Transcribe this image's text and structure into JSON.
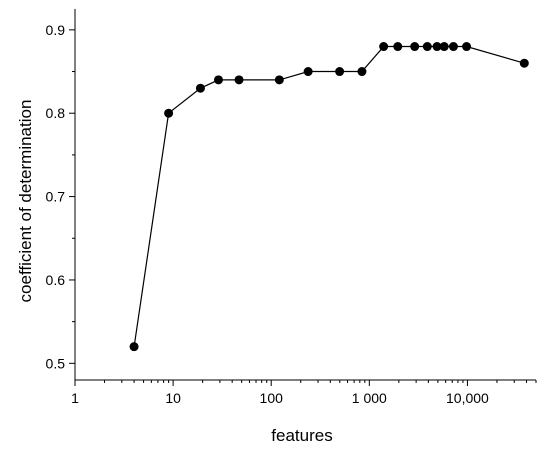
{
  "chart_data": {
    "type": "line",
    "xscale": "log",
    "xlim": [
      1,
      50000
    ],
    "ylim": [
      0.48,
      0.925
    ],
    "xlabel": "features",
    "ylabel": "coefficient of determination",
    "grid": false,
    "x_ticks": [
      {
        "value": 1,
        "label": "1"
      },
      {
        "value": 10,
        "label": "10"
      },
      {
        "value": 100,
        "label": "100"
      },
      {
        "value": 1000,
        "label": "1 000"
      },
      {
        "value": 10000,
        "label": "10,000"
      }
    ],
    "y_ticks": [
      {
        "value": 0.5,
        "label": "0.5"
      },
      {
        "value": 0.6,
        "label": "0.6"
      },
      {
        "value": 0.7,
        "label": "0.7"
      },
      {
        "value": 0.8,
        "label": "0.8"
      },
      {
        "value": 0.9,
        "label": "0.9"
      }
    ],
    "series": [
      {
        "color": "#000000",
        "marker": "circle",
        "points": [
          {
            "x": 4,
            "y": 0.52
          },
          {
            "x": 9,
            "y": 0.8
          },
          {
            "x": 19,
            "y": 0.83
          },
          {
            "x": 29,
            "y": 0.84
          },
          {
            "x": 47,
            "y": 0.84
          },
          {
            "x": 121,
            "y": 0.84
          },
          {
            "x": 238,
            "y": 0.85
          },
          {
            "x": 498,
            "y": 0.85
          },
          {
            "x": 841,
            "y": 0.85
          },
          {
            "x": 1400,
            "y": 0.88
          },
          {
            "x": 1950,
            "y": 0.88
          },
          {
            "x": 2900,
            "y": 0.88
          },
          {
            "x": 3900,
            "y": 0.88
          },
          {
            "x": 4900,
            "y": 0.88
          },
          {
            "x": 5800,
            "y": 0.88
          },
          {
            "x": 7200,
            "y": 0.88
          },
          {
            "x": 9800,
            "y": 0.88
          },
          {
            "x": 38000,
            "y": 0.86
          }
        ]
      }
    ]
  }
}
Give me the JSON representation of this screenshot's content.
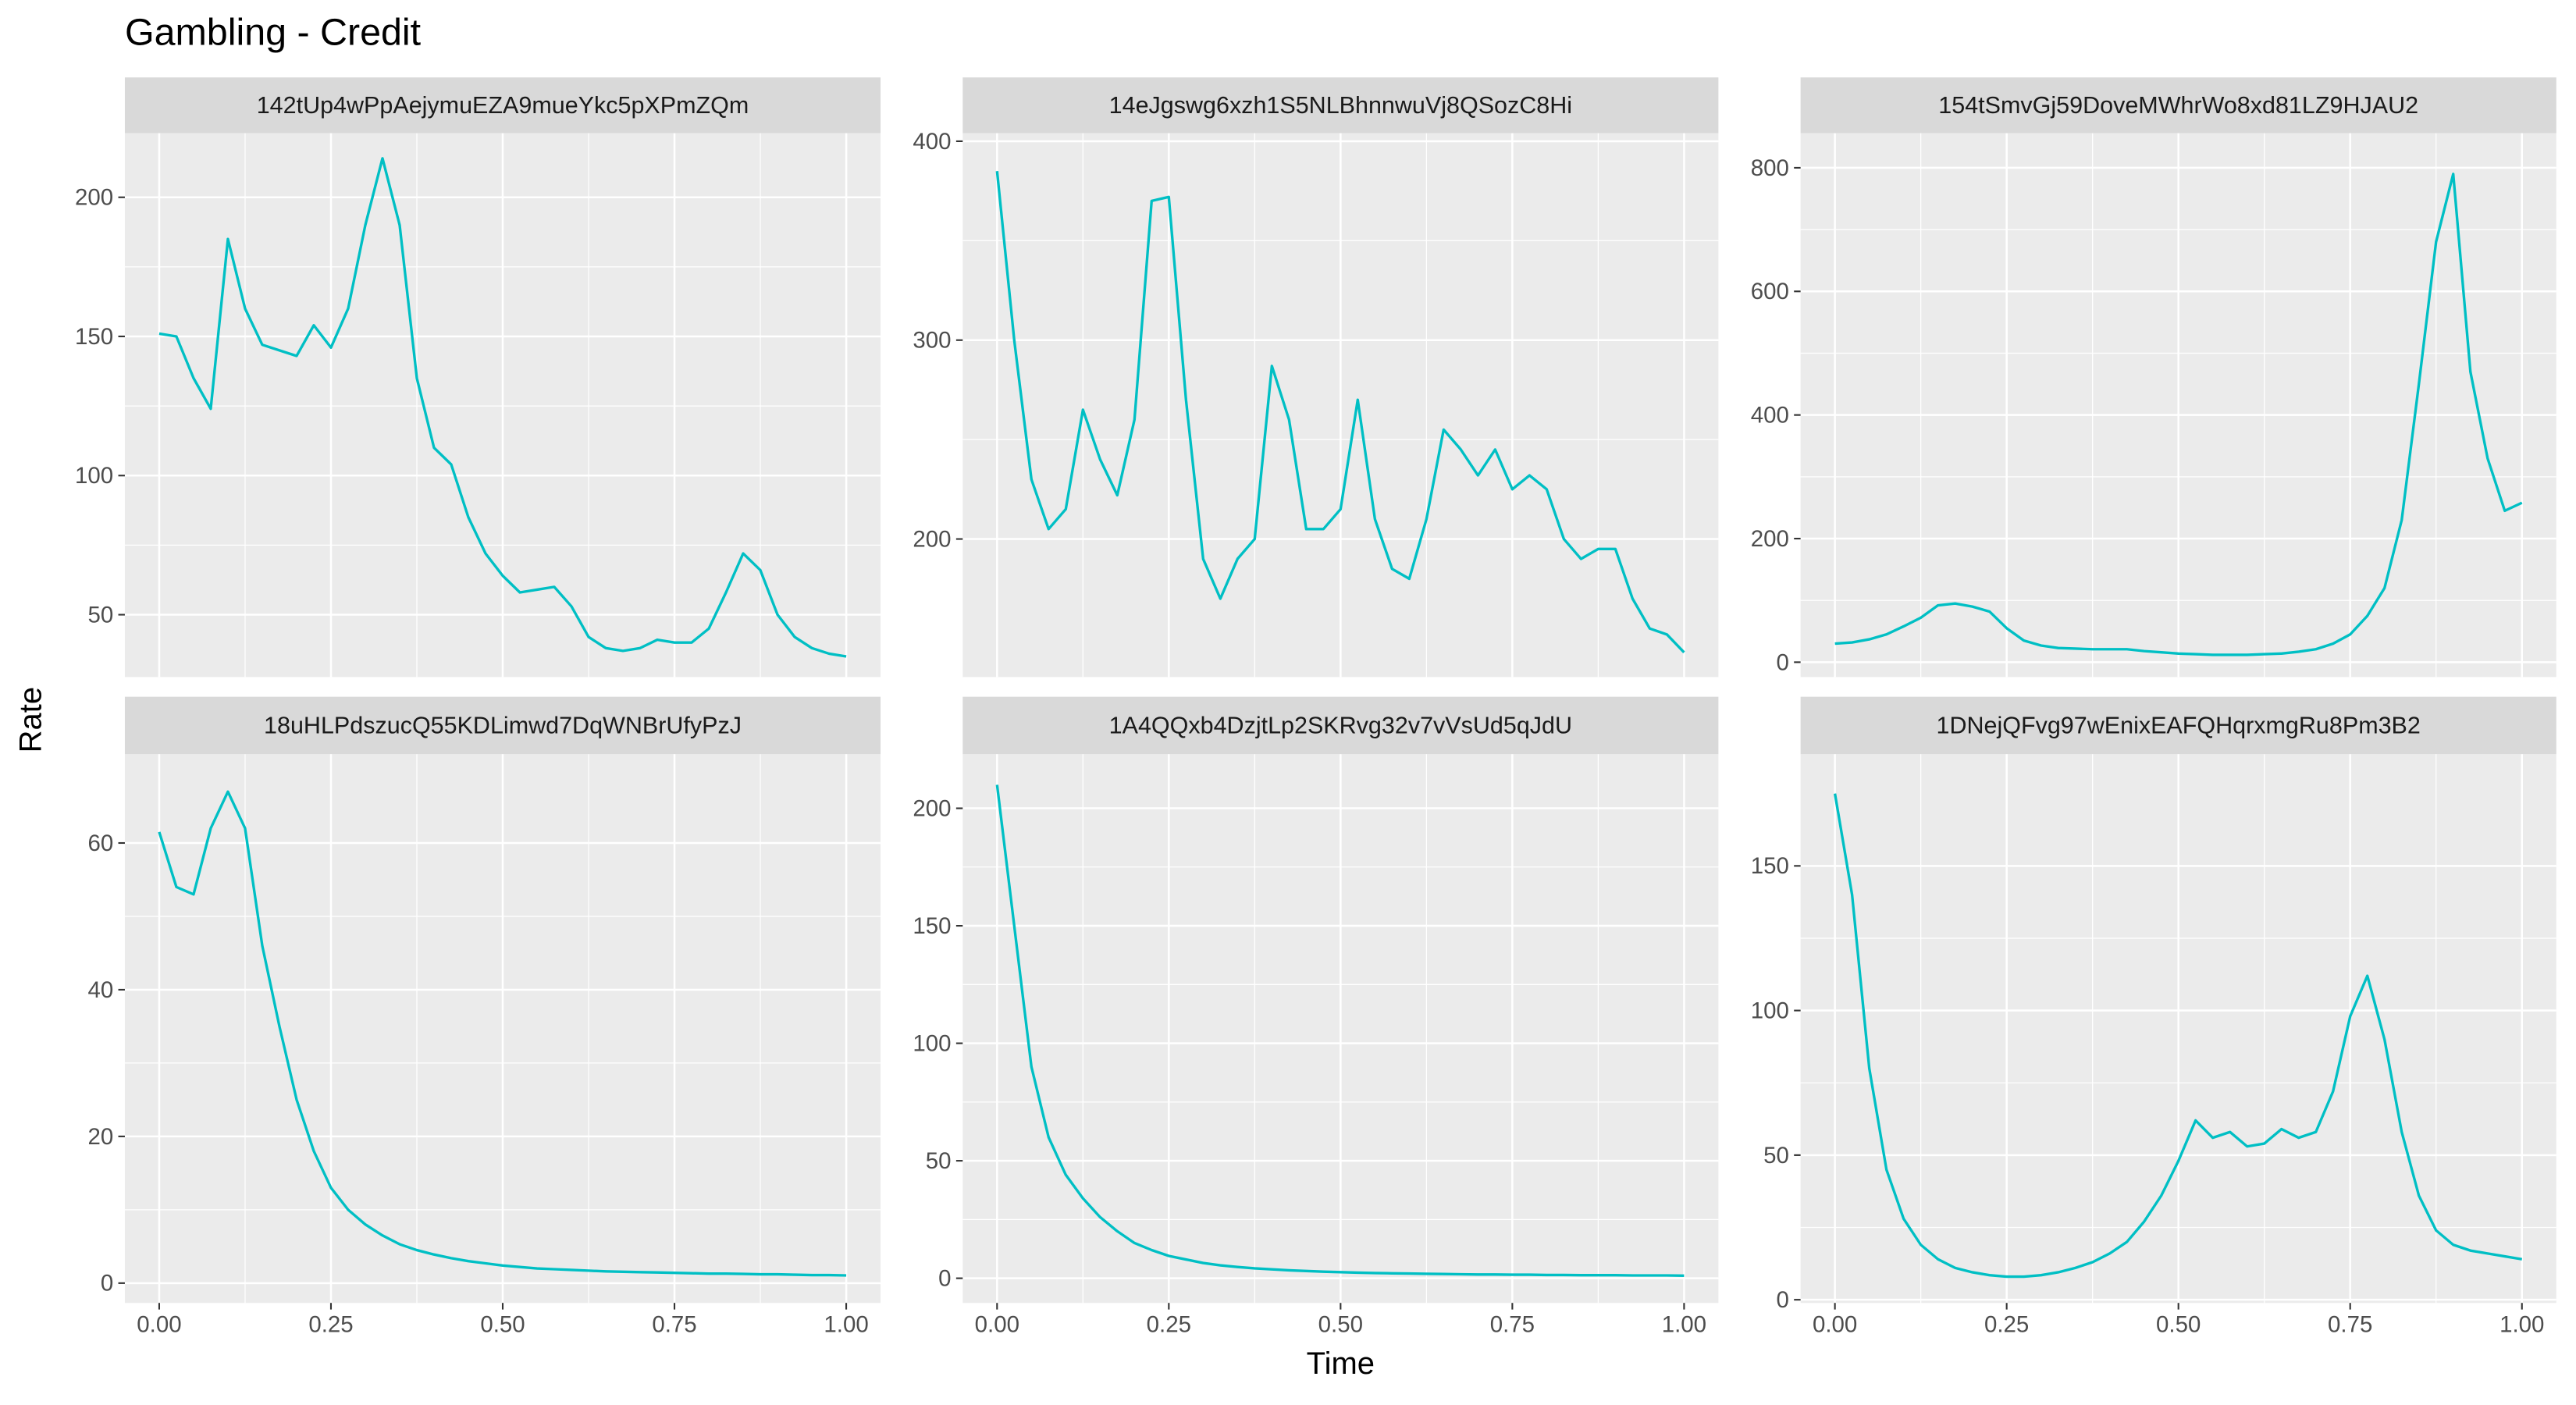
{
  "title": "Gambling - Credit",
  "x_label": "Time",
  "y_label": "Rate",
  "chart_data": [
    {
      "type": "line",
      "title": "142tUp4wPpAejymuEZA9mueYkc5pXPmZQm",
      "color": "#00BFC4",
      "x": [
        0,
        0.025,
        0.05,
        0.075,
        0.1,
        0.125,
        0.15,
        0.175,
        0.2,
        0.225,
        0.25,
        0.275,
        0.3,
        0.325,
        0.35,
        0.375,
        0.4,
        0.425,
        0.45,
        0.475,
        0.5,
        0.525,
        0.55,
        0.575,
        0.6,
        0.625,
        0.65,
        0.675,
        0.7,
        0.725,
        0.75,
        0.775,
        0.8,
        0.825,
        0.85,
        0.875,
        0.9,
        0.925,
        0.95,
        0.975,
        1
      ],
      "values": [
        151,
        150,
        135,
        124,
        185,
        160,
        147,
        145,
        143,
        154,
        146,
        160,
        190,
        214,
        190,
        135,
        110,
        104,
        85,
        72,
        64,
        58,
        59,
        60,
        53,
        42,
        38,
        37,
        38,
        41,
        40,
        40,
        45,
        58,
        72,
        66,
        50,
        42,
        38,
        36,
        35
      ],
      "xlim": [
        -0.05,
        1.05
      ],
      "ylim": [
        27.6,
        223
      ],
      "xticks": [
        0,
        0.25,
        0.5,
        0.75,
        1
      ],
      "yticks": [
        50,
        100,
        150,
        200
      ]
    },
    {
      "type": "line",
      "title": "14eJgswg6xzh1S5NLBhnnwuVj8QSozC8Hi",
      "color": "#00BFC4",
      "x": [
        0,
        0.025,
        0.05,
        0.075,
        0.1,
        0.125,
        0.15,
        0.175,
        0.2,
        0.225,
        0.25,
        0.275,
        0.3,
        0.325,
        0.35,
        0.375,
        0.4,
        0.425,
        0.45,
        0.475,
        0.5,
        0.525,
        0.55,
        0.575,
        0.6,
        0.625,
        0.65,
        0.675,
        0.7,
        0.725,
        0.75,
        0.775,
        0.8,
        0.825,
        0.85,
        0.875,
        0.9,
        0.925,
        0.95,
        0.975,
        1
      ],
      "values": [
        385,
        300,
        230,
        205,
        215,
        265,
        240,
        222,
        260,
        370,
        372,
        270,
        190,
        170,
        190,
        200,
        287,
        260,
        205,
        205,
        215,
        270,
        210,
        185,
        180,
        210,
        255,
        245,
        232,
        245,
        225,
        232,
        225,
        200,
        190,
        195,
        195,
        170,
        155,
        152,
        143
      ],
      "xlim": [
        -0.05,
        1.05
      ],
      "ylim": [
        130.6,
        404
      ],
      "xticks": [
        0,
        0.25,
        0.5,
        0.75,
        1
      ],
      "yticks": [
        200,
        300,
        400
      ]
    },
    {
      "type": "line",
      "title": "154tSmvGj59DoveMWhrWo8xd81LZ9HJAU2",
      "color": "#00BFC4",
      "x": [
        0,
        0.025,
        0.05,
        0.075,
        0.1,
        0.125,
        0.15,
        0.175,
        0.2,
        0.225,
        0.25,
        0.275,
        0.3,
        0.325,
        0.35,
        0.375,
        0.4,
        0.425,
        0.45,
        0.475,
        0.5,
        0.525,
        0.55,
        0.575,
        0.6,
        0.625,
        0.65,
        0.675,
        0.7,
        0.725,
        0.75,
        0.775,
        0.8,
        0.825,
        0.85,
        0.875,
        0.9,
        0.925,
        0.95,
        0.975,
        1
      ],
      "values": [
        30,
        32,
        37,
        45,
        58,
        72,
        92,
        95,
        90,
        82,
        55,
        35,
        27,
        23,
        22,
        21,
        21,
        21,
        18,
        16,
        14,
        13,
        12,
        12,
        12,
        13,
        14,
        17,
        21,
        30,
        45,
        75,
        120,
        230,
        450,
        680,
        790,
        470,
        330,
        245,
        258
      ],
      "xlim": [
        -0.05,
        1.05
      ],
      "ylim": [
        -24,
        855.8
      ],
      "xticks": [
        0,
        0.25,
        0.5,
        0.75,
        1
      ],
      "yticks": [
        0,
        200,
        400,
        600,
        800
      ]
    },
    {
      "type": "line",
      "title": "18uHLPdszucQ55KDLimwd7DqWNBrUfyPzJ",
      "color": "#00BFC4",
      "x": [
        0,
        0.025,
        0.05,
        0.075,
        0.1,
        0.125,
        0.15,
        0.175,
        0.2,
        0.225,
        0.25,
        0.275,
        0.3,
        0.325,
        0.35,
        0.375,
        0.4,
        0.425,
        0.45,
        0.475,
        0.5,
        0.525,
        0.55,
        0.575,
        0.6,
        0.625,
        0.65,
        0.675,
        0.7,
        0.725,
        0.75,
        0.775,
        0.8,
        0.825,
        0.85,
        0.875,
        0.9,
        0.925,
        0.95,
        0.975,
        1
      ],
      "values": [
        61.5,
        54,
        53,
        62,
        67,
        62,
        46,
        35,
        25,
        18,
        13,
        10,
        8,
        6.5,
        5.3,
        4.5,
        3.9,
        3.4,
        3,
        2.7,
        2.4,
        2.2,
        2,
        1.9,
        1.8,
        1.7,
        1.6,
        1.55,
        1.5,
        1.45,
        1.4,
        1.35,
        1.3,
        1.3,
        1.25,
        1.2,
        1.2,
        1.15,
        1.1,
        1.1,
        1.05
      ],
      "xlim": [
        -0.05,
        1.05
      ],
      "ylim": [
        -2.7,
        72.1
      ],
      "xticks": [
        {
          "value": 0,
          "label": "0.00"
        },
        {
          "value": 0.25,
          "label": "0.25"
        },
        {
          "value": 0.5,
          "label": "0.50"
        },
        {
          "value": 0.75,
          "label": "0.75"
        },
        {
          "value": 1,
          "label": "1.00"
        }
      ],
      "yticks": [
        0,
        20,
        40,
        60
      ]
    },
    {
      "type": "line",
      "title": "1A4QQxb4DzjtLp2SKRvg32v7vVsUd5qJdU",
      "color": "#00BFC4",
      "x": [
        0,
        0.025,
        0.05,
        0.075,
        0.1,
        0.125,
        0.15,
        0.175,
        0.2,
        0.225,
        0.25,
        0.275,
        0.3,
        0.325,
        0.35,
        0.375,
        0.4,
        0.425,
        0.45,
        0.475,
        0.5,
        0.525,
        0.55,
        0.575,
        0.6,
        0.625,
        0.65,
        0.675,
        0.7,
        0.725,
        0.75,
        0.775,
        0.8,
        0.825,
        0.85,
        0.875,
        0.9,
        0.925,
        0.95,
        0.975,
        1
      ],
      "values": [
        210,
        150,
        90,
        60,
        44,
        34,
        26,
        20,
        15,
        12,
        9.5,
        8,
        6.5,
        5.5,
        4.8,
        4.2,
        3.8,
        3.4,
        3.1,
        2.8,
        2.6,
        2.4,
        2.2,
        2.1,
        2,
        1.9,
        1.8,
        1.7,
        1.6,
        1.6,
        1.5,
        1.5,
        1.4,
        1.4,
        1.3,
        1.3,
        1.3,
        1.2,
        1.2,
        1.2,
        1.1
      ],
      "xlim": [
        -0.05,
        1.05
      ],
      "ylim": [
        -10.5,
        223
      ],
      "xticks": [
        {
          "value": 0,
          "label": "0.00"
        },
        {
          "value": 0.25,
          "label": "0.25"
        },
        {
          "value": 0.5,
          "label": "0.50"
        },
        {
          "value": 0.75,
          "label": "0.75"
        },
        {
          "value": 1,
          "label": "1.00"
        }
      ],
      "yticks": [
        0,
        50,
        100,
        150,
        200
      ]
    },
    {
      "type": "line",
      "title": "1DNejQFvg97wEnixEAFQHqrxmgRu8Pm3B2",
      "color": "#00BFC4",
      "x": [
        0,
        0.025,
        0.05,
        0.075,
        0.1,
        0.125,
        0.15,
        0.175,
        0.2,
        0.225,
        0.25,
        0.275,
        0.3,
        0.325,
        0.35,
        0.375,
        0.4,
        0.425,
        0.45,
        0.475,
        0.5,
        0.525,
        0.55,
        0.575,
        0.6,
        0.625,
        0.65,
        0.675,
        0.7,
        0.725,
        0.75,
        0.775,
        0.8,
        0.825,
        0.85,
        0.875,
        0.9,
        0.925,
        0.95,
        0.975,
        1
      ],
      "values": [
        175,
        140,
        80,
        45,
        28,
        19,
        14,
        11,
        9.5,
        8.5,
        8,
        8,
        8.5,
        9.5,
        11,
        13,
        16,
        20,
        27,
        36,
        48,
        62,
        56,
        58,
        53,
        54,
        59,
        56,
        58,
        72,
        98,
        112,
        90,
        58,
        36,
        24,
        19,
        17,
        16,
        15,
        14
      ],
      "xlim": [
        -0.05,
        1.05
      ],
      "ylim": [
        -1.1,
        188.6
      ],
      "xticks": [
        {
          "value": 0,
          "label": "0.00"
        },
        {
          "value": 0.25,
          "label": "0.25"
        },
        {
          "value": 0.5,
          "label": "0.50"
        },
        {
          "value": 0.75,
          "label": "0.75"
        },
        {
          "value": 1,
          "label": "1.00"
        }
      ],
      "yticks": [
        0,
        50,
        100,
        150
      ]
    }
  ]
}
--
● Exercise objective
Extract, from the listing above, every line where the string "JSON" occurs.

● Completed exercise
Transcribe this image's text and structure into JSON.
Give me the JSON representation of this screenshot's content.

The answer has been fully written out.